[Start]

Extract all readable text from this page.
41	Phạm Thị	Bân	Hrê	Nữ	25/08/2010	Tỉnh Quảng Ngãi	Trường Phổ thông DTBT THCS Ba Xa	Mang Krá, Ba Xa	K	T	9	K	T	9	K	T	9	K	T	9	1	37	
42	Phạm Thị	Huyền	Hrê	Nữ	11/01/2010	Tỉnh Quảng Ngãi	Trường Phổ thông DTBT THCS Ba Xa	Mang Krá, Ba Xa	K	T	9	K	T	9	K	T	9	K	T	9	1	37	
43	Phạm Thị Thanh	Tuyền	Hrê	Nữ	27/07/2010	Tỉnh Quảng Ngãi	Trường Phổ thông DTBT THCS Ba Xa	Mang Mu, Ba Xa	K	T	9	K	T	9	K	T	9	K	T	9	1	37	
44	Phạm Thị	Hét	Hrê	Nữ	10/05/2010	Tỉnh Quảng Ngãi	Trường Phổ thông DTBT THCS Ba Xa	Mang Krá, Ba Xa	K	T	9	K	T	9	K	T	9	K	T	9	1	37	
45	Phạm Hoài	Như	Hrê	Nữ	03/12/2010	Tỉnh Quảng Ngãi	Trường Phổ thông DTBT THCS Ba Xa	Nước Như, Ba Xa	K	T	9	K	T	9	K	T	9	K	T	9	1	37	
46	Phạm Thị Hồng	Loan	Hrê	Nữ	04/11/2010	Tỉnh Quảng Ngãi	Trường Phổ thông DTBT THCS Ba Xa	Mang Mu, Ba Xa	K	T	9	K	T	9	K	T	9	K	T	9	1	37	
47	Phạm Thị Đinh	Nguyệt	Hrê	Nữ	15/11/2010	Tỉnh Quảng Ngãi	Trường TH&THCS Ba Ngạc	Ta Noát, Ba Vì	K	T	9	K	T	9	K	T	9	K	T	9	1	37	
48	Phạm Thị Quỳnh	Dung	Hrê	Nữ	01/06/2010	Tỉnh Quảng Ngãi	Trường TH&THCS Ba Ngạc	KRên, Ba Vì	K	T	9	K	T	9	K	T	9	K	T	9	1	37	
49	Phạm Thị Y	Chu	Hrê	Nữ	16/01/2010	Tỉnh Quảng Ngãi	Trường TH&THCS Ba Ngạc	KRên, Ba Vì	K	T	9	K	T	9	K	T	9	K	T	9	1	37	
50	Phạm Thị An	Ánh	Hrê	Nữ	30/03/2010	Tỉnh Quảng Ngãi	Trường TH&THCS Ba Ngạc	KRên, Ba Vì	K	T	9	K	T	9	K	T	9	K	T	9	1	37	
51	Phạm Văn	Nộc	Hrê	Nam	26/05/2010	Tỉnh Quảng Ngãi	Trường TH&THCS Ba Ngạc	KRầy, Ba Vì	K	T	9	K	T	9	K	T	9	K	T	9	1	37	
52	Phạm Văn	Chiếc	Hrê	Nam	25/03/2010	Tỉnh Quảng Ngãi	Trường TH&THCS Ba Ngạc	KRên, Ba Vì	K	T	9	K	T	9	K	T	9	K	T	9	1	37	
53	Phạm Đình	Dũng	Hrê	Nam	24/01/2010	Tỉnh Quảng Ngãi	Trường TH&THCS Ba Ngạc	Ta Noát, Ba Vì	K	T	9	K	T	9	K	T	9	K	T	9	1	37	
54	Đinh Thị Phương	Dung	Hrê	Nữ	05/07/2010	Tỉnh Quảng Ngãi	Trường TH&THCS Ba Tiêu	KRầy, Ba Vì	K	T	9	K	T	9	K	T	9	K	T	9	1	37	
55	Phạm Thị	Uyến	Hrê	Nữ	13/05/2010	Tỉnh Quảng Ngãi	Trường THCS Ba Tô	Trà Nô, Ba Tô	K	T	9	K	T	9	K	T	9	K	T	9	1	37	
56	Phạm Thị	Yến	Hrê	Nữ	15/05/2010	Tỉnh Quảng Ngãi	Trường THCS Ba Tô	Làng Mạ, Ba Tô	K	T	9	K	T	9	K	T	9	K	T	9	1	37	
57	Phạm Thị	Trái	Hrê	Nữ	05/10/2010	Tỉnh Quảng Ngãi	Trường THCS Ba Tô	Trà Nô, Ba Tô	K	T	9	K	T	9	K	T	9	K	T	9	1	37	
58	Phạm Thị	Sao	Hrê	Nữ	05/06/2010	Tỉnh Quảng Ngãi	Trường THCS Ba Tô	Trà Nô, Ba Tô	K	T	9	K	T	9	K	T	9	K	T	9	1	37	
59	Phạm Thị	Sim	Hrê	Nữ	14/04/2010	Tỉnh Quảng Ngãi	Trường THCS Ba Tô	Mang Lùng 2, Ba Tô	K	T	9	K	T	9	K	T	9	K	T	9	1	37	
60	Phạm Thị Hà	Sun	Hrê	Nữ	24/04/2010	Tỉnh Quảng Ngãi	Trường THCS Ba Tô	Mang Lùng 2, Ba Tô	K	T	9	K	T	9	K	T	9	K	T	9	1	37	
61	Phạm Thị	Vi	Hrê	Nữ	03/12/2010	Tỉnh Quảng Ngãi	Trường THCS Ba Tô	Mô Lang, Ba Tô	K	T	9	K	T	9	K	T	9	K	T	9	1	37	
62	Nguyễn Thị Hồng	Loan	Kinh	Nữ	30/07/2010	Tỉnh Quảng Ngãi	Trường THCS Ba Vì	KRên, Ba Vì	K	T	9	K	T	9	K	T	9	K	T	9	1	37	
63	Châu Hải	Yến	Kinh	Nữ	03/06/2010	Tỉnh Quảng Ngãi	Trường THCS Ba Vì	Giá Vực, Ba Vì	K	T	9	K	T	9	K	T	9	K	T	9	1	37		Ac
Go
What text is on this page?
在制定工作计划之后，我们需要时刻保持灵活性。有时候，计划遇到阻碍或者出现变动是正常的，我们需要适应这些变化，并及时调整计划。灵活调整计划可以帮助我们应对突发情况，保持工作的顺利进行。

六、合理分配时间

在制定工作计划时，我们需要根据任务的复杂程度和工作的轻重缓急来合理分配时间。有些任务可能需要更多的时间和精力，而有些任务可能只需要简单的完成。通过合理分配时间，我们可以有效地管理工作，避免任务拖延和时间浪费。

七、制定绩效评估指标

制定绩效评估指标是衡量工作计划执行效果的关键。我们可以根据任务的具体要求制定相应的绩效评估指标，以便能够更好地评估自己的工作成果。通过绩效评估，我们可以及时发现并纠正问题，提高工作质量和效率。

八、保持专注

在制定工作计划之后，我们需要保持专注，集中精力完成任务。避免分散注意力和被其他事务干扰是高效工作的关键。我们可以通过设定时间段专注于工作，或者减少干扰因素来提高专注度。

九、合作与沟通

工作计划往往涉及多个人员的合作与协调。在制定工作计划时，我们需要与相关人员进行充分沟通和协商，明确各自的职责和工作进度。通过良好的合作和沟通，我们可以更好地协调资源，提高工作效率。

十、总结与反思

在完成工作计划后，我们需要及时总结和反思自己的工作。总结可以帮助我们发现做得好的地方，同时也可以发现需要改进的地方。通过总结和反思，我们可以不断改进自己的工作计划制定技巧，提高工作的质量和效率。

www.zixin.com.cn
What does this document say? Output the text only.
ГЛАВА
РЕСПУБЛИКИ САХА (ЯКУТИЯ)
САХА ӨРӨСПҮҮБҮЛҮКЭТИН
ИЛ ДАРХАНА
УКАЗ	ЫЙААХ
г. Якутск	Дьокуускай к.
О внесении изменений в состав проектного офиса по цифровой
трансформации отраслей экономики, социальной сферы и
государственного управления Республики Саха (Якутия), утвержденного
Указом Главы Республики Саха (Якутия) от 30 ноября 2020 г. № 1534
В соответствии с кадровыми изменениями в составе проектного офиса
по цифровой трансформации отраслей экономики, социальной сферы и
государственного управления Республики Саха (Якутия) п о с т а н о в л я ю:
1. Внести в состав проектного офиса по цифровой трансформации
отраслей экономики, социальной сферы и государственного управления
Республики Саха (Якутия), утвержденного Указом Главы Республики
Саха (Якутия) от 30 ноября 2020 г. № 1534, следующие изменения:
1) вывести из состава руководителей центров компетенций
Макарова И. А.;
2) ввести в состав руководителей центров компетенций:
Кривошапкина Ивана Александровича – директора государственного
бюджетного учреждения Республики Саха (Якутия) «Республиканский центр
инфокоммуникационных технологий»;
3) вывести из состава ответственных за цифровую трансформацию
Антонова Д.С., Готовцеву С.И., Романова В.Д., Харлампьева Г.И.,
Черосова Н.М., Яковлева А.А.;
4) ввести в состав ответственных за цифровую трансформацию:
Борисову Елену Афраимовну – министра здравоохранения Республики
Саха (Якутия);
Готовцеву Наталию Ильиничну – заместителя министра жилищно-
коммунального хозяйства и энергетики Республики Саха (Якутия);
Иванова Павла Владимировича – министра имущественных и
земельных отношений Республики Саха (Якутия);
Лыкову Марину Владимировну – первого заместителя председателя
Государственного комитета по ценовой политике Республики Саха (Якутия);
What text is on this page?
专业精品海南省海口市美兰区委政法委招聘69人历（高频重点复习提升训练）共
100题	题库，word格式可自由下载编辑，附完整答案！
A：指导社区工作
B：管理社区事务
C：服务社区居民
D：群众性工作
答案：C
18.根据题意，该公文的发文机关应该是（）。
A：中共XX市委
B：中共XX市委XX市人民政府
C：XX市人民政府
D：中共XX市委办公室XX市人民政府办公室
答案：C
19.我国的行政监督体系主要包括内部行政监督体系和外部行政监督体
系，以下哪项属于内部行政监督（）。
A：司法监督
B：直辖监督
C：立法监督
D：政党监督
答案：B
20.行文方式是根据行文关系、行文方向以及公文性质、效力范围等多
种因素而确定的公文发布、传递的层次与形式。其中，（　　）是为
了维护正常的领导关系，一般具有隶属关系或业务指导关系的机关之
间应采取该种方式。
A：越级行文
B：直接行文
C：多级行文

[End]

SET TASK » Pick out the lines that have the word "трансформации". Copy them all.

RESULT »
трансформации отраслей экономики, социальной сферы и
по цифровой трансформации отраслей экономики, социальной сферы и
1. Внести в состав проектного офиса по цифровой трансформации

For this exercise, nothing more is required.